Work to do: Faithfully return all lines, omitting every embedded picture.

**** Excerpted data

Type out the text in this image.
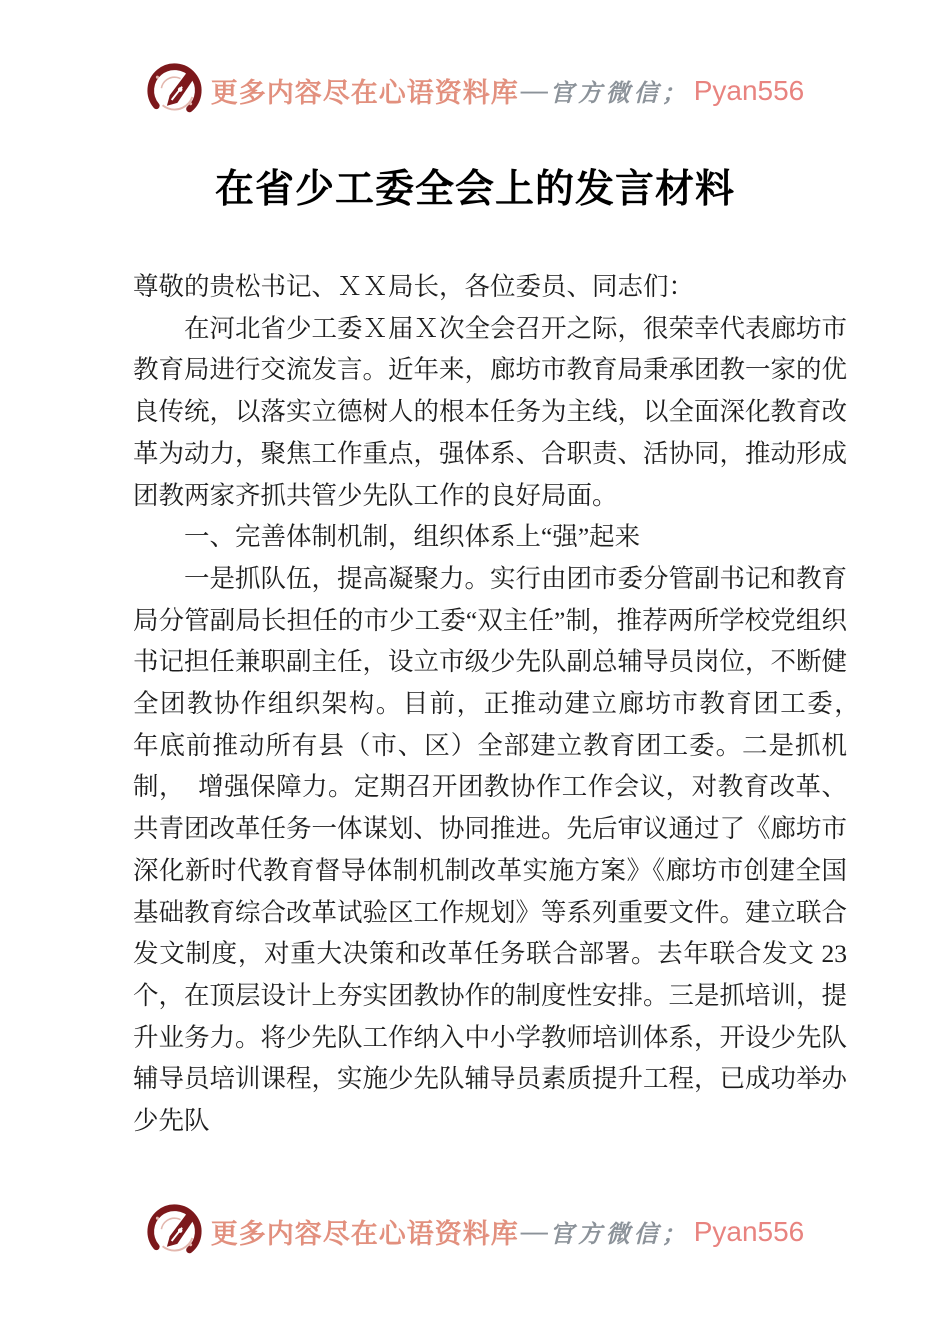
更多内容尽在心语资料库 — 官方微信； Pyan556
在省少工委全会上的发言材料

尊敬的贵松书记、ＸＸ局长，各位委员、同志们：

在河北省少工委Ｘ届Ｘ次全会召开之际，很荣幸代表廊坊市教育局进行交流发言。近年来，廊坊市教育局秉承团教一家的优良传统，以落实立德树人的根本任务为主线，以全面深化教育改革为动力，聚焦工作重点，强体系、合职责、活协同，推动形成团教两家齐抓共管少先队工作的良好局面。

一、完善体制机制，组织体系上“强”起来

一是抓队伍，提高凝聚力。实行由团市委分管副书记和教育局分管副局长担任的市少工委“双主任”制，推荐两所学校党组织书记担任兼职副主任，设立市级少先队副总辅导员岗位，不断健全团教协作组织架构。目前，正推动建立廊坊市教育团工委，　年底前推动所有县（市、区）全部建立教育团工委。二是抓机制，　增强保障力。定期召开团教协作工作会议，对教育改革、共青团改革任务一体谋划、协同推进。先后审议通过了《廊坊市深化新时代教育督导体制机制改革实施方案》《廊坊市创建全国基础教育综合改革试验区工作规划》等系列重要文件。建立联合发文制度，对重大决策和改革任务联合部署。去年联合发文 23 个，在顶层设计上夯实团教协作的制度性安排。三是抓培训，提升业务力。将少先队工作纳入中小学教师培训体系，开设少先队辅导员培训课程，实施少先队辅导员素质提升工程，已成功举办少先队

更多内容尽在心语资料库 — 官方微信； Pyan556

********

Task answer:
Type out the text in this image.
更多内容尽在心语资料库 — 官方微信； Pyan556
在省少工委全会上的发言材料

尊敬的贵松书记、ＸＸ局长，各位委员、同志们：

在河北省少工委Ｘ届Ｘ次全会召开之际，很荣幸代表廊坊市教育局进行交流发言。近年来，廊坊市教育局秉承团教一家的优良传统，以落实立德树人的根本任务为主线，以全面深化教育改革为动力，聚焦工作重点，强体系、合职责、活协同，推动形成团教两家齐抓共管少先队工作的良好局面。

一、完善体制机制，组织体系上“强”起来

一是抓队伍，提高凝聚力。实行由团市委分管副书记和教育局分管副局长担任的市少工委“双主任”制，推荐两所学校党组织书记担任兼职副主任，设立市级少先队副总辅导员岗位，不断健全团教协作组织架构。目前，正推动建立廊坊市教育团工委，　年底前推动所有县（市、区）全部建立教育团工委。二是抓机制，　增强保障力。定期召开团教协作工作会议，对教育改革、共青团改革任务一体谋划、协同推进。先后审议通过了《廊坊市深化新时代教育督导体制机制改革实施方案》《廊坊市创建全国基础教育综合改革试验区工作规划》等系列重要文件。建立联合发文制度，对重大决策和改革任务联合部署。去年联合发文 23 个，在顶层设计上夯实团教协作的制度性安排。三是抓培训，提升业务力。将少先队工作纳入中小学教师培训体系，开设少先队辅导员培训课程，实施少先队辅导员素质提升工程，已成功举办少先队

更多内容尽在心语资料库 — 官方微信； Pyan556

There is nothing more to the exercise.